━━━ Data section

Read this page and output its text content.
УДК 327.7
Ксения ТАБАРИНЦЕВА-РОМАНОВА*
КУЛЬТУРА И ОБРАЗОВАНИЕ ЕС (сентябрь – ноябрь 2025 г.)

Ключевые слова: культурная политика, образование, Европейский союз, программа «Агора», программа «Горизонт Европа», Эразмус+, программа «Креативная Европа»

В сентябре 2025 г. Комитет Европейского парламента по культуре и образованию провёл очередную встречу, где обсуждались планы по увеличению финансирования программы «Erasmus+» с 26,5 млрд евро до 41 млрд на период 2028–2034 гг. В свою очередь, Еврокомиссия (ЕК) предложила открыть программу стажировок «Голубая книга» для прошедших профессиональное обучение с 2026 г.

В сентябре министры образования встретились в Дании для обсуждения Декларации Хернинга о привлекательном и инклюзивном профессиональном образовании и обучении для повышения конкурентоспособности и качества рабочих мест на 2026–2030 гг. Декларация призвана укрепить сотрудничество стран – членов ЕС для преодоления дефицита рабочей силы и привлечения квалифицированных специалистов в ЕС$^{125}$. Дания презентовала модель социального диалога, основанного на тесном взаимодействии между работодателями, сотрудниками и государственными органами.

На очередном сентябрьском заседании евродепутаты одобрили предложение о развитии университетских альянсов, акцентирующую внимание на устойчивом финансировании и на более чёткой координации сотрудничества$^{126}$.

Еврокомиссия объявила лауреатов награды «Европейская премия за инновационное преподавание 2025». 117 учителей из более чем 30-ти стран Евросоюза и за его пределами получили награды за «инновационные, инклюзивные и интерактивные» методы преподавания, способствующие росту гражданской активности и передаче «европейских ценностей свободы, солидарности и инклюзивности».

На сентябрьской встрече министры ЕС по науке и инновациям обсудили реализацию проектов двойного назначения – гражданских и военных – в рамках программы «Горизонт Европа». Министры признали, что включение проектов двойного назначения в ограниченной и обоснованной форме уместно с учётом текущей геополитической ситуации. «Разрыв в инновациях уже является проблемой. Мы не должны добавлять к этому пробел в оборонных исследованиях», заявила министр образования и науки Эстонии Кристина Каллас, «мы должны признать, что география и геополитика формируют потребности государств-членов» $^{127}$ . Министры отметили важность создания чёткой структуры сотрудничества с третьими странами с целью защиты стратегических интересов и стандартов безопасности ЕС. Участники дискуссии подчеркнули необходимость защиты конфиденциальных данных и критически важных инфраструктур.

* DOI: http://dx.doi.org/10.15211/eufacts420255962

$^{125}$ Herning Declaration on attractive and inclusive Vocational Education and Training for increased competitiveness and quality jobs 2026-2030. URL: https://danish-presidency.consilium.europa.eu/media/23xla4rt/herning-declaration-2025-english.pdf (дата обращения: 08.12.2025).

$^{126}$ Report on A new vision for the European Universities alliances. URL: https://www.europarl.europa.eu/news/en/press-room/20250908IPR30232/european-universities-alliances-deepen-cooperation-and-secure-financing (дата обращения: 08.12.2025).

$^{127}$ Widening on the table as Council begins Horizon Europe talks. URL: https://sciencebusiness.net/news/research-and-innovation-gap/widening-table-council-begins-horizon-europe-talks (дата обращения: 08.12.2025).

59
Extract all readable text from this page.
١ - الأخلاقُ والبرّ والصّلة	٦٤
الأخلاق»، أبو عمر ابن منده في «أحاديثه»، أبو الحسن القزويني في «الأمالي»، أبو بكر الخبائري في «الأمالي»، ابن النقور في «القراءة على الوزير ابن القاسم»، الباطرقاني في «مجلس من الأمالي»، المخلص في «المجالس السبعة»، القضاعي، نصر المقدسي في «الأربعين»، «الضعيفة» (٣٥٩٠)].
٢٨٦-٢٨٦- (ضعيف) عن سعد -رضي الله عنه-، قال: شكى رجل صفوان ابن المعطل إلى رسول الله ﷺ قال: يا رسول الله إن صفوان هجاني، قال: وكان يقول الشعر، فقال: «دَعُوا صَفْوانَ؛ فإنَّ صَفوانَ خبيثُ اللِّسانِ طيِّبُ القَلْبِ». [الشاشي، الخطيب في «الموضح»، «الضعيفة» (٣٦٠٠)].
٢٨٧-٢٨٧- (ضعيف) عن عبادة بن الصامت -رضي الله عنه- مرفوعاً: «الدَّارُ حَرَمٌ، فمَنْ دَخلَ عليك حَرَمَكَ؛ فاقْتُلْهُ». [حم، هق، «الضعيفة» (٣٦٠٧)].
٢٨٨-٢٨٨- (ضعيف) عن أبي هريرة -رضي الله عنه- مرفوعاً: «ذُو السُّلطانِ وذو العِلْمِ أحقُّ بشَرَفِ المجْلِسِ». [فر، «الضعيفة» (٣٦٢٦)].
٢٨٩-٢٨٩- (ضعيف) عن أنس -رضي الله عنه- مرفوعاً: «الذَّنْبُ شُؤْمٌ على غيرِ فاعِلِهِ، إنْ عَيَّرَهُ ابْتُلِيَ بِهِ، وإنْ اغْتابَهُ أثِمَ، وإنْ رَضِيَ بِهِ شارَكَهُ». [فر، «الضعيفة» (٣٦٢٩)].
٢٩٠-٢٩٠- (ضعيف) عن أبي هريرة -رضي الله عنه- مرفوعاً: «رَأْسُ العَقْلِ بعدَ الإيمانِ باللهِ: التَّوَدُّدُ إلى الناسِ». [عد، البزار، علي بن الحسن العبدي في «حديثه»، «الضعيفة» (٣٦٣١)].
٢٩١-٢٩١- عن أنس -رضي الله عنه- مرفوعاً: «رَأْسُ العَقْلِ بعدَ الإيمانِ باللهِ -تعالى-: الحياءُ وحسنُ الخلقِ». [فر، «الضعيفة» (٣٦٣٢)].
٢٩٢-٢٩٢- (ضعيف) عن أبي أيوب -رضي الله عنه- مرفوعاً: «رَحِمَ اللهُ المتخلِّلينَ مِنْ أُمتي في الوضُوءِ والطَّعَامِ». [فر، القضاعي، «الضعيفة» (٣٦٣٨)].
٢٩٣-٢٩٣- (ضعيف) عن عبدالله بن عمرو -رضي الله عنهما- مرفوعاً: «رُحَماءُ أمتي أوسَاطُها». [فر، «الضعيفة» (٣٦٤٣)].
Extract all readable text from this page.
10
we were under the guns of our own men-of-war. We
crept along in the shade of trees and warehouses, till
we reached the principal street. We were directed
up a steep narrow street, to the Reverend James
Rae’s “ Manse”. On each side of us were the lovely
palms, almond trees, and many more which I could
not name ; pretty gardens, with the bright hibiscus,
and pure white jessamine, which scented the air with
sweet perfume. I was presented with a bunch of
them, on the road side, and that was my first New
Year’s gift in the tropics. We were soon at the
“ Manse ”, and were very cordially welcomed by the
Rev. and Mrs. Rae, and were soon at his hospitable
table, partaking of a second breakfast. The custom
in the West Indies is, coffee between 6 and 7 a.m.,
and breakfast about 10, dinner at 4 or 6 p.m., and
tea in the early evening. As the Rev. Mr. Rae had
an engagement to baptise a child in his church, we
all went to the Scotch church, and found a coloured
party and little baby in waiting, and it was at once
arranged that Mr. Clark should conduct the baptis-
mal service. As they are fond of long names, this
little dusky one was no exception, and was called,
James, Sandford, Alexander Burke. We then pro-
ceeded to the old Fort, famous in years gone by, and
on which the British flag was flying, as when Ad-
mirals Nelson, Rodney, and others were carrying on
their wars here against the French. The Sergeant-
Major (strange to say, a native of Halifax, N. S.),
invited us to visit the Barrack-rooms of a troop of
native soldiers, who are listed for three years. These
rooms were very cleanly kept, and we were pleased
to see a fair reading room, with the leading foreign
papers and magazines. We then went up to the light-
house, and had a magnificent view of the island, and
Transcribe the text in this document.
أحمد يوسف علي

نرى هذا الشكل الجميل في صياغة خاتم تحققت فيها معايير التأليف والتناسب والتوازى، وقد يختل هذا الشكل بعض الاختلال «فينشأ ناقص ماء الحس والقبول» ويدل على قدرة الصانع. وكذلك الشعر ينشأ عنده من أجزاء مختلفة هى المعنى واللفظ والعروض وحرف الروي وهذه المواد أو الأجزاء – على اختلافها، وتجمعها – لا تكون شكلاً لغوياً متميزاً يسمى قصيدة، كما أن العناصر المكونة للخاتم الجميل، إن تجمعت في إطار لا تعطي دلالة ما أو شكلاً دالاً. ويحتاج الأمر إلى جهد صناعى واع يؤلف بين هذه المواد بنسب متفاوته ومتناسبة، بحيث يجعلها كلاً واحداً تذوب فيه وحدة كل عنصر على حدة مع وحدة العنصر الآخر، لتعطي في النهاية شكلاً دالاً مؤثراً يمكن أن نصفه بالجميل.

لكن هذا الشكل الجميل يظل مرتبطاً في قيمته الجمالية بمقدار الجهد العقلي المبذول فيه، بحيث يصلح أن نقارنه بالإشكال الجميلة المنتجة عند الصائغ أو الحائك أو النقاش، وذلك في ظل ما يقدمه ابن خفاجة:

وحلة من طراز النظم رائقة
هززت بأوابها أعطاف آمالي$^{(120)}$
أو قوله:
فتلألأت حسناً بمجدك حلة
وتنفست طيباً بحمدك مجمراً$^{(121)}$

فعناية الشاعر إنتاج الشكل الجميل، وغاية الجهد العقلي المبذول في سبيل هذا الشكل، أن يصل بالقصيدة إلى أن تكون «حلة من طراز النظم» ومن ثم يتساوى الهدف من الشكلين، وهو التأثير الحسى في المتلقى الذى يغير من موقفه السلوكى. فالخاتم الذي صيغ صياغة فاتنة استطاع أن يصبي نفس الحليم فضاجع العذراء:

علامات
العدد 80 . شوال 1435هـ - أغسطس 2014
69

━━━━━━

Written request:
Look for lines containing the string "went" and copy them all.

Problem solution:
all went to the Scotch church, and found a coloured
papers and magazines. We then went up to the light-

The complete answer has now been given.